## [PROVIDED TEXT]
* * * * * * * * *
Django Model Forms made easier...

Django model forms are already easy.  How could they be easier?

@decorators.with_X( request, model_class, key, url_field, parameter, required=True )
def my_view( parameter ):

We also use decorators that do x.y lookup on another parameter (i.e. lookup a particular object in the fields of another object based on ids (root_object.field.get( id=...))).  Sure, it winds up hitting the DB twice (once for the root object, once for the lookup), optimize that later, for now know that it is restricting your user to their per-row authenticated records.  We normally also do the row-level auth in the decorator so that we have a standard decorator which applies "you must have Y permission on X object" where X is the row-level auth core object.

Use a pattern in the views that works well.  Model Forms tend to be a bit of a PITA with partial validation and other nasty side effects (esp. with row-level validation patterns and initial parameters).  The pattern that seems to work correctly in our experience is:

@annoying.render_to( 'my/template.html' )
def my_view( request, parameter=None ):
if parameter is None:
parameter = parameter_class( **defaults )
if request.method == 'GET':
form = forms.ParameterModel( instance=parameter )
else:
form = forms.ParameterModel( request.POST, instance=parameter )
if form.is_valid():
form.save()
return HttpResponseRedirect( request.path )
return {
'form': form,
'parameter': parameter,
}

That is, you create your object(s) with defaults (if they were not specified) and pass them to the model forms as pre-populated (unsaved) instances (i.e. don't use initial).  If you are managing multiple forms, create the objects all together, then do your GET/POST form construct, check all the forms, and save if all pass validation and your cross-form validation has also passed.

BTW. Use Django-annoying's render_to decorator.  That really should be core.  I used to write it myself in every bloody project until they day I decided "another dependency doesn't matter".
* * * * * * * * *
## [EXTRACTED ENTRIES]
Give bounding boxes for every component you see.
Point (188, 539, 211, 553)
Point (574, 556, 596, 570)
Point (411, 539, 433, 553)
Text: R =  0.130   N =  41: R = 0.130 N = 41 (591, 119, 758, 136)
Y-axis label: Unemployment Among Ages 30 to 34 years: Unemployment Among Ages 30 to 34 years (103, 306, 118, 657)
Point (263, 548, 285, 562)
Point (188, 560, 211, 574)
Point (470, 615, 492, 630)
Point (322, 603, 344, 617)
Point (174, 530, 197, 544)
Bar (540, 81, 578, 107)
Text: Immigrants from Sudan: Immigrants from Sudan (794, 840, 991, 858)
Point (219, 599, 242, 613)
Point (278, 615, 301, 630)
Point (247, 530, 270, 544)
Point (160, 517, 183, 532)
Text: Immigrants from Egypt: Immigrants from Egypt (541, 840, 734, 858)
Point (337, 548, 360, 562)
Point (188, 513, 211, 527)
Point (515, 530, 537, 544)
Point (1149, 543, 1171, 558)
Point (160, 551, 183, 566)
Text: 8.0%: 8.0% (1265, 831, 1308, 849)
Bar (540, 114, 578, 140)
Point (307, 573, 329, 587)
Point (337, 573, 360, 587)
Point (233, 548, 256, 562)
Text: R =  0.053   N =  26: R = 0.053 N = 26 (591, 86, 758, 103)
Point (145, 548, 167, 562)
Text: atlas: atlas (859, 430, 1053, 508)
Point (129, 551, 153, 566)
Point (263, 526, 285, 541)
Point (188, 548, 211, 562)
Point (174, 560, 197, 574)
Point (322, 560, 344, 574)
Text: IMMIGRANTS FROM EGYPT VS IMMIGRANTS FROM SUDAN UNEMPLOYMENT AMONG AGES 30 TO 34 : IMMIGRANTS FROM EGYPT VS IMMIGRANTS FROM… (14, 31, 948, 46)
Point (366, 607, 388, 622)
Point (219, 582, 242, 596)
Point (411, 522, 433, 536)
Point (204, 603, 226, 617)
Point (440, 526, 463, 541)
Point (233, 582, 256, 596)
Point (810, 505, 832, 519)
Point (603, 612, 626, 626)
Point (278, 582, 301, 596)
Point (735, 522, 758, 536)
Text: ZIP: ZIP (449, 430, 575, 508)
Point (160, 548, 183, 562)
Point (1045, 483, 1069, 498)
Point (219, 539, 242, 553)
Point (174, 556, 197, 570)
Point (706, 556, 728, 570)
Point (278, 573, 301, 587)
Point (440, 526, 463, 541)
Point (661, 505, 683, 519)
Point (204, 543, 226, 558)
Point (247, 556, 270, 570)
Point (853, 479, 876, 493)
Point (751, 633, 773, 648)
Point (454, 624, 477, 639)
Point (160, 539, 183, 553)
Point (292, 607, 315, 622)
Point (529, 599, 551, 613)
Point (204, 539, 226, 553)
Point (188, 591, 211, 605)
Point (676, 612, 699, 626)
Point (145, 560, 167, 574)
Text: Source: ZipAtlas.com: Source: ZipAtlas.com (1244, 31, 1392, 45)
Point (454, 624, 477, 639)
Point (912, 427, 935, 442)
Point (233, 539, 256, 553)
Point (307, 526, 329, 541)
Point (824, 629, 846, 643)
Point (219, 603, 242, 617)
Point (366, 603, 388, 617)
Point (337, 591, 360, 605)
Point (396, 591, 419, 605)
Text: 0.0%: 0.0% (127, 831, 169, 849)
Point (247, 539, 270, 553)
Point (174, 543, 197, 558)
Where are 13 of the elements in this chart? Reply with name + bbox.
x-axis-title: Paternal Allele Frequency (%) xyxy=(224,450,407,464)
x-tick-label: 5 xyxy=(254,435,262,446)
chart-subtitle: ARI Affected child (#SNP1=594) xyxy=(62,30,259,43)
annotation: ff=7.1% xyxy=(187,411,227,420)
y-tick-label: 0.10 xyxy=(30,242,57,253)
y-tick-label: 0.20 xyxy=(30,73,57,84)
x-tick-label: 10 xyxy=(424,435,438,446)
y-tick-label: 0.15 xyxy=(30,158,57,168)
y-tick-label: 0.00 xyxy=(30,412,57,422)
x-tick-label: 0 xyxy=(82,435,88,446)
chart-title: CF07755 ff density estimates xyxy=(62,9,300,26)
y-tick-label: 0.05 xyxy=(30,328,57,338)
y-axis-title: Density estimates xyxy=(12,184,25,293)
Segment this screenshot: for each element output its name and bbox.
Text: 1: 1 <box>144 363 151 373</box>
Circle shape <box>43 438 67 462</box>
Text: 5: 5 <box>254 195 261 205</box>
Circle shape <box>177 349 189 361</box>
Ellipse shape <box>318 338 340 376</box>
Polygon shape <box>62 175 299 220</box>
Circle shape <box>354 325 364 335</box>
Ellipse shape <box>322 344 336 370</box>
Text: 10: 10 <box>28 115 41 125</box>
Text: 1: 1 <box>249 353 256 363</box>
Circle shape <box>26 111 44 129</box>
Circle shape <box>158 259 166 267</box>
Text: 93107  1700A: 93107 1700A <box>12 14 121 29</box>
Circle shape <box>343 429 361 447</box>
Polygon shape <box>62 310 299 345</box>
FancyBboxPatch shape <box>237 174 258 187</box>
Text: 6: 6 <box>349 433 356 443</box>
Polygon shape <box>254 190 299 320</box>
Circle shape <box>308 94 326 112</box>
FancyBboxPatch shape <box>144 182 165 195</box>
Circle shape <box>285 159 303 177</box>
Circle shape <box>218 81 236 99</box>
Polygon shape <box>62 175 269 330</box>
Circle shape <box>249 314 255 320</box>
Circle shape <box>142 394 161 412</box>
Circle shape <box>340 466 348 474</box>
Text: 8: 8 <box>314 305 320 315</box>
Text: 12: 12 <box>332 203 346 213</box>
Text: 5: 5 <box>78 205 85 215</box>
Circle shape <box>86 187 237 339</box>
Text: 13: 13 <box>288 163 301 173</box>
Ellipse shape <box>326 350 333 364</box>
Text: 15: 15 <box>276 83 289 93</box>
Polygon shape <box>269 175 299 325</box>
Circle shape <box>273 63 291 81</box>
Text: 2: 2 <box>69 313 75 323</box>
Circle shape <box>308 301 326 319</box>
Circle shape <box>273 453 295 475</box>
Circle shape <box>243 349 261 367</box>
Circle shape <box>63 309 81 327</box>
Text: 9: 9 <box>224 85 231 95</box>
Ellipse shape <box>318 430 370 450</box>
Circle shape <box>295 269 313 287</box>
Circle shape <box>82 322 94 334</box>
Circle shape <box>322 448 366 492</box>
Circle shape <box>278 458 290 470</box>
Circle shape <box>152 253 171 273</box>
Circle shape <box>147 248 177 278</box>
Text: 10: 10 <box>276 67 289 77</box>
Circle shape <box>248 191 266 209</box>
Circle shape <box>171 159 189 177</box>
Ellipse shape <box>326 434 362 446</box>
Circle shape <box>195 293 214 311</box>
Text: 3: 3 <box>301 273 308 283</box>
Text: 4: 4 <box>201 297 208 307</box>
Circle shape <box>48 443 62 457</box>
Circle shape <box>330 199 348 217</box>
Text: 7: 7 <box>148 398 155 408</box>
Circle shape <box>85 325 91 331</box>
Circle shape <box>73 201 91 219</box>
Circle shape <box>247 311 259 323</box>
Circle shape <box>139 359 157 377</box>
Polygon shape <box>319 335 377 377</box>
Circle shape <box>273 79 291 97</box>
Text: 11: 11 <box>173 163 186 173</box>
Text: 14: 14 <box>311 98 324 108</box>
* * * * * * * * *
## [DIRECTIONS]
a - Revise the Django model forms text from "Use a pattern" through "HttpResponseRedirect( request.path )", replacing "ParameterModel" with "WidgetModel".
b - Continue the text on Django model forms from where it stops.

## [ANSWERS TO THE EXERCISES]
a -
Use a pattern in the views that works well.  Model Forms tend to be a bit of a PITA with partial validation and other nasty side effects (esp. with row-level validation patterns and initial parameters).  The pattern that seems to work correctly in our experience is:

@annoying.render_to( 'my/template.html' )
def my_view( request, parameter=None ):
if parameter is None:
parameter = parameter_class( **defaults )
if request.method == 'GET':
form = forms.WidgetModel( instance=parameter )
else:
form = forms.WidgetModel( request.POST, instance=parameter )
if form.is_valid():
form.save()
return HttpResponseRedirect( request.path )

b -
You will *still* get subtle errors with the above model-form pattern unless you suppress some silly code in Django's model forms that is intended to allow backward compatible operation, but causes some constraints not to validate (and thus throw integrity errors at the database layer):

class AlwaysValidate( forms.ModelForm ):
    def validate_unique(self):
        try:
            self.instance.validate_unique()
        except forms.ValidationError, e:
            self._update_errors(e.message_dict)

Using that as your base class for your forms means that your models' referential integrity checks will raise validation errors (i.e. form errors) instead of runtime errors if you violate 2-field unique constraints where one of the fields is defined by e.g. your row-level-auth constraint (which is never part of your forms).

With the pattern above and the form class above, you are validating (as much as is normally needed) that the model will be okay with the parameters in the form and its current state, rather than validating solely that the forms patterns are okay.  (The fields are normally excluded from checking in order to allow you to populate the extra fields after the form is saved/checked.  Note: this implies that you must populate the objects fully before you validate the fields.  If you are doing multi-form creation, that may mean you need to modify one object's reference to another to point to a newly-saved object before you do an is_valid() on the second object's form.

Anyway, hope that's helpful for someone.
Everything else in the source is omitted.